=== Problem to solve ===
Restate all of the data exactly.

=== Data for processing ===
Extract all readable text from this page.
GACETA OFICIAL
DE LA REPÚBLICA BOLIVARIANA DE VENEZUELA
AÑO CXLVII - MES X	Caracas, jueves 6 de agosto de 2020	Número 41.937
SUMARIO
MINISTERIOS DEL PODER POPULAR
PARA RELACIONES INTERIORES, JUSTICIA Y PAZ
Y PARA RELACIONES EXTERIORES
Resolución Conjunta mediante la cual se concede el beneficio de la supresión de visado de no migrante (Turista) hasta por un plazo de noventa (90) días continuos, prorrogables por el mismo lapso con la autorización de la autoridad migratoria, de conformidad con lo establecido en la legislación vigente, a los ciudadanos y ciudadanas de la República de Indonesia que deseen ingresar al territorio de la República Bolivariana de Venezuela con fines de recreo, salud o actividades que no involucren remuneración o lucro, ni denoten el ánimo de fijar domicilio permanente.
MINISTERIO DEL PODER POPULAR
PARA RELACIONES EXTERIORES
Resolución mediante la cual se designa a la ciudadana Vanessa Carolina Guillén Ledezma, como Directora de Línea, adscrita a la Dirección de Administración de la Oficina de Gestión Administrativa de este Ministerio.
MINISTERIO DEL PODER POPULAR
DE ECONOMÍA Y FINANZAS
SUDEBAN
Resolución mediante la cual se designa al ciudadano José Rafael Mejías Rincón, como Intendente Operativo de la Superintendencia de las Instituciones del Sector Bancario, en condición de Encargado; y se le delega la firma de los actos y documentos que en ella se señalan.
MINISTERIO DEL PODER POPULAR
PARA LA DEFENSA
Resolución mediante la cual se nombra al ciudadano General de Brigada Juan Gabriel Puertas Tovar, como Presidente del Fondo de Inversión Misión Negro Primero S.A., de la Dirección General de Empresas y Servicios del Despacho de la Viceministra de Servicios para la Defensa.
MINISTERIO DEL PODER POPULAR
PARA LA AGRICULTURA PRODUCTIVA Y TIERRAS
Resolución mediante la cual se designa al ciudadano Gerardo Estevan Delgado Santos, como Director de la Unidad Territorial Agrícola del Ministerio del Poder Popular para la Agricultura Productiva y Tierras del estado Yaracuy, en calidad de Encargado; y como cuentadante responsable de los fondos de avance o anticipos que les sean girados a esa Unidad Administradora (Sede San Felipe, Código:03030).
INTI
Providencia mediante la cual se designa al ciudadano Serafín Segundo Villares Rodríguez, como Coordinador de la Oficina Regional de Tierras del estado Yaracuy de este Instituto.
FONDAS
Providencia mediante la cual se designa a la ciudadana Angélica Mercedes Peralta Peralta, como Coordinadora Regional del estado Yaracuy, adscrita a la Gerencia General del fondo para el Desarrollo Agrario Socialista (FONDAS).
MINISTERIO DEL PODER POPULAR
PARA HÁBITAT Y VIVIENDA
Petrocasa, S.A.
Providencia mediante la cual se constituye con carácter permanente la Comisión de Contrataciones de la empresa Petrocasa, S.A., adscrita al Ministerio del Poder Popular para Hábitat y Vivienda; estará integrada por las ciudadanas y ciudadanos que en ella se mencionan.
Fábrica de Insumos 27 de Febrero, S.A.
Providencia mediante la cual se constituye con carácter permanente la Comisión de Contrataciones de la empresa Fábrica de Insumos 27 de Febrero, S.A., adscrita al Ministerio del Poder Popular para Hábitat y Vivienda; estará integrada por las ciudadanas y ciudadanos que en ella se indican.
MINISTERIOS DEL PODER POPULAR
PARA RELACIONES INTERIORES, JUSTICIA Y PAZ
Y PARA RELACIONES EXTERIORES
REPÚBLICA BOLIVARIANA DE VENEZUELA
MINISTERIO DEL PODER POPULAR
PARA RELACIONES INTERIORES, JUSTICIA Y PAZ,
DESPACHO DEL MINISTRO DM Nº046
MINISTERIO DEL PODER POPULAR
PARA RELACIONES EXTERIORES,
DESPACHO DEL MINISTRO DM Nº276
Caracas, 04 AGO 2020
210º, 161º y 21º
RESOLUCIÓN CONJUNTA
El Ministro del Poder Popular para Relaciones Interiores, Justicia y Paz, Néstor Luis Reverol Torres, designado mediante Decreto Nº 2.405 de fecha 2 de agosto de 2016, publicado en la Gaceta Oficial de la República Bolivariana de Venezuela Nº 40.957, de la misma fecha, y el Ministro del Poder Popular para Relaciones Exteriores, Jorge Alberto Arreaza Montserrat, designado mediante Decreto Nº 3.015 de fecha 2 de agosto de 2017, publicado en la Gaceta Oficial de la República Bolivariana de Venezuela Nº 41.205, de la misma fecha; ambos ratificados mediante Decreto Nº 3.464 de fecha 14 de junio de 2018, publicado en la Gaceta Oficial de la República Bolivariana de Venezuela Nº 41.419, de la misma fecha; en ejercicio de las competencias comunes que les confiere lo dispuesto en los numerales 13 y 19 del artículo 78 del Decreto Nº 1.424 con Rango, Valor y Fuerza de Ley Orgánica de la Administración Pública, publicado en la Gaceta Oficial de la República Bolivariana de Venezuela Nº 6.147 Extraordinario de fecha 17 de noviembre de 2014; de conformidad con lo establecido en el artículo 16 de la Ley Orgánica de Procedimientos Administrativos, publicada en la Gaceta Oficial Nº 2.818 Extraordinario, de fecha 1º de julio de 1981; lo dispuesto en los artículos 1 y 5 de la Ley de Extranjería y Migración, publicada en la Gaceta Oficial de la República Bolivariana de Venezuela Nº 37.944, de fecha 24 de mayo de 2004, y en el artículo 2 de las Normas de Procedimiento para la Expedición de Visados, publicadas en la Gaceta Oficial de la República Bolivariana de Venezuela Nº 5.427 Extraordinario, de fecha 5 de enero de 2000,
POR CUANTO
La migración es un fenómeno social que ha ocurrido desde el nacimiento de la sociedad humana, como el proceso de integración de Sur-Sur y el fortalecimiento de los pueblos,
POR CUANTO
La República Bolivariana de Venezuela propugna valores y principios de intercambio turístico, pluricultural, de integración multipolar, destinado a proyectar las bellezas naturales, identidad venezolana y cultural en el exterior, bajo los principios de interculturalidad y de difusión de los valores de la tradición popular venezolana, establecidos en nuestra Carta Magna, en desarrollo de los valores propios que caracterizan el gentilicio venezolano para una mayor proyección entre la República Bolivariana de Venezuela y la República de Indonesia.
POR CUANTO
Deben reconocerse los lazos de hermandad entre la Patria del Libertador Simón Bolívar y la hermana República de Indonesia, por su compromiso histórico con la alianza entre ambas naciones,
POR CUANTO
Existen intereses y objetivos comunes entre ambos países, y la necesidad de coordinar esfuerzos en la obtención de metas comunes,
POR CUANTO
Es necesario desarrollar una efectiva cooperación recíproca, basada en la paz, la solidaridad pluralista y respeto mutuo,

=== Exercise solution ===
Extract all readable text from this page.
GACETA OFICIAL
DE LA REPÚBLICA BOLIVARIANA DE VENEZUELA
AÑO CXLVII - MES X	Caracas, jueves 6 de agosto de 2020	Número 41.937
SUMARIO
MINISTERIOS DEL PODER POPULAR
PARA RELACIONES INTERIORES, JUSTICIA Y PAZ
Y PARA RELACIONES EXTERIORES
Resolución Conjunta mediante la cual se concede el beneficio de la supresión de visado de no migrante (Turista) hasta por un plazo de noventa (90) días continuos, prorrogables por el mismo lapso con la autorización de la autoridad migratoria, de conformidad con lo establecido en la legislación vigente, a los ciudadanos y ciudadanas de la República de Indonesia que deseen ingresar al territorio de la República Bolivariana de Venezuela con fines de recreo, salud o actividades que no involucren remuneración o lucro, ni denoten el ánimo de fijar domicilio permanente.
MINISTERIO DEL PODER POPULAR
PARA RELACIONES EXTERIORES
Resolución mediante la cual se designa a la ciudadana Vanessa Carolina Guillén Ledezma, como Directora de Línea, adscrita a la Dirección de Administración de la Oficina de Gestión Administrativa de este Ministerio.
MINISTERIO DEL PODER POPULAR
DE ECONOMÍA Y FINANZAS
SUDEBAN
Resolución mediante la cual se designa al ciudadano José Rafael Mejías Rincón, como Intendente Operativo de la Superintendencia de las Instituciones del Sector Bancario, en condición de Encargado; y se le delega la firma de los actos y documentos que en ella se señalan.
MINISTERIO DEL PODER POPULAR
PARA LA DEFENSA
Resolución mediante la cual se nombra al ciudadano General de Brigada Juan Gabriel Puertas Tovar, como Presidente del Fondo de Inversión Misión Negro Primero S.A., de la Dirección General de Empresas y Servicios del Despacho de la Viceministra de Servicios para la Defensa.
MINISTERIO DEL PODER POPULAR
PARA LA AGRICULTURA PRODUCTIVA Y TIERRAS
Resolución mediante la cual se designa al ciudadano Gerardo Estevan Delgado Santos, como Director de la Unidad Territorial Agrícola del Ministerio del Poder Popular para la Agricultura Productiva y Tierras del estado Yaracuy, en calidad de Encargado; y como cuentadante responsable de los fondos de avance o anticipos que les sean girados a esa Unidad Administradora (Sede San Felipe, Código:03030).
INTI
Providencia mediante la cual se designa al ciudadano Serafín Segundo Villares Rodríguez, como Coordinador de la Oficina Regional de Tierras del estado Yaracuy de este Instituto.
FONDAS
Providencia mediante la cual se designa a la ciudadana Angélica Mercedes Peralta Peralta, como Coordinadora Regional del estado Yaracuy, adscrita a la Gerencia General del fondo para el Desarrollo Agrario Socialista (FONDAS).
MINISTERIO DEL PODER POPULAR
PARA HÁBITAT Y VIVIENDA
Petrocasa, S.A.
Providencia mediante la cual se constituye con carácter permanente la Comisión de Contrataciones de la empresa Petrocasa, S.A., adscrita al Ministerio del Poder Popular para Hábitat y Vivienda; estará integrada por las ciudadanas y ciudadanos que en ella se mencionan.
Fábrica de Insumos 27 de Febrero, S.A.
Providencia mediante la cual se constituye con carácter permanente la Comisión de Contrataciones de la empresa Fábrica de Insumos 27 de Febrero, S.A., adscrita al Ministerio del Poder Popular para Hábitat y Vivienda; estará integrada por las ciudadanas y ciudadanos que en ella se indican.
MINISTERIOS DEL PODER POPULAR
PARA RELACIONES INTERIORES, JUSTICIA Y PAZ
Y PARA RELACIONES EXTERIORES
REPÚBLICA BOLIVARIANA DE VENEZUELA
MINISTERIO DEL PODER POPULAR
PARA RELACIONES INTERIORES, JUSTICIA Y PAZ,
DESPACHO DEL MINISTRO DM Nº046
MINISTERIO DEL PODER POPULAR
PARA RELACIONES EXTERIORES,
DESPACHO DEL MINISTRO DM Nº276
Caracas, 04 AGO 2020
210º, 161º y 21º
RESOLUCIÓN CONJUNTA
El Ministro del Poder Popular para Relaciones Interiores, Justicia y Paz, Néstor Luis Reverol Torres, designado mediante Decreto Nº 2.405 de fecha 2 de agosto de 2016, publicado en la Gaceta Oficial de la República Bolivariana de Venezuela Nº 40.957, de la misma fecha, y el Ministro del Poder Popular para Relaciones Exteriores, Jorge Alberto Arreaza Montserrat, designado mediante Decreto Nº 3.015 de fecha 2 de agosto de 2017, publicado en la Gaceta Oficial de la República Bolivariana de Venezuela Nº 41.205, de la misma fecha; ambos ratificados mediante Decreto Nº 3.464 de fecha 14 de junio de 2018, publicado en la Gaceta Oficial de la República Bolivariana de Venezuela Nº 41.419, de la misma fecha; en ejercicio de las competencias comunes que les confiere lo dispuesto en los numerales 13 y 19 del artículo 78 del Decreto Nº 1.424 con Rango, Valor y Fuerza de Ley Orgánica de la Administración Pública, publicado en la Gaceta Oficial de la República Bolivariana de Venezuela Nº 6.147 Extraordinario de fecha 17 de noviembre de 2014; de conformidad con lo establecido en el artículo 16 de la Ley Orgánica de Procedimientos Administrativos, publicada en la Gaceta Oficial Nº 2.818 Extraordinario, de fecha 1º de julio de 1981; lo dispuesto en los artículos 1 y 5 de la Ley de Extranjería y Migración, publicada en la Gaceta Oficial de la República Bolivariana de Venezuela Nº 37.944, de fecha 24 de mayo de 2004, y en el artículo 2 de las Normas de Procedimiento para la Expedición de Visados, publicadas en la Gaceta Oficial de la República Bolivariana de Venezuela Nº 5.427 Extraordinario, de fecha 5 de enero de 2000,
POR CUANTO
La migración es un fenómeno social que ha ocurrido desde el nacimiento de la sociedad humana, como el proceso de integración de Sur-Sur y el fortalecimiento de los pueblos,
POR CUANTO
La República Bolivariana de Venezuela propugna valores y principios de intercambio turístico, pluricultural, de integración multipolar, destinado a proyectar las bellezas naturales, identidad venezolana y cultural en el exterior, bajo los principios de interculturalidad y de difusión de los valores de la tradición popular venezolana, establecidos en nuestra Carta Magna, en desarrollo de los valores propios que caracterizan el gentilicio venezolano para una mayor proyección entre la República Bolivariana de Venezuela y la República de Indonesia.
POR CUANTO
Deben reconocerse los lazos de hermandad entre la Patria del Libertador Simón Bolívar y la hermana República de Indonesia, por su compromiso histórico con la alianza entre ambas naciones,
POR CUANTO
Existen intereses y objetivos comunes entre ambos países, y la necesidad de coordinar esfuerzos en la obtención de metas comunes,
POR CUANTO
Es necesario desarrollar una efectiva cooperación recíproca, basada en la paz, la solidaridad pluralista y respeto mutuo,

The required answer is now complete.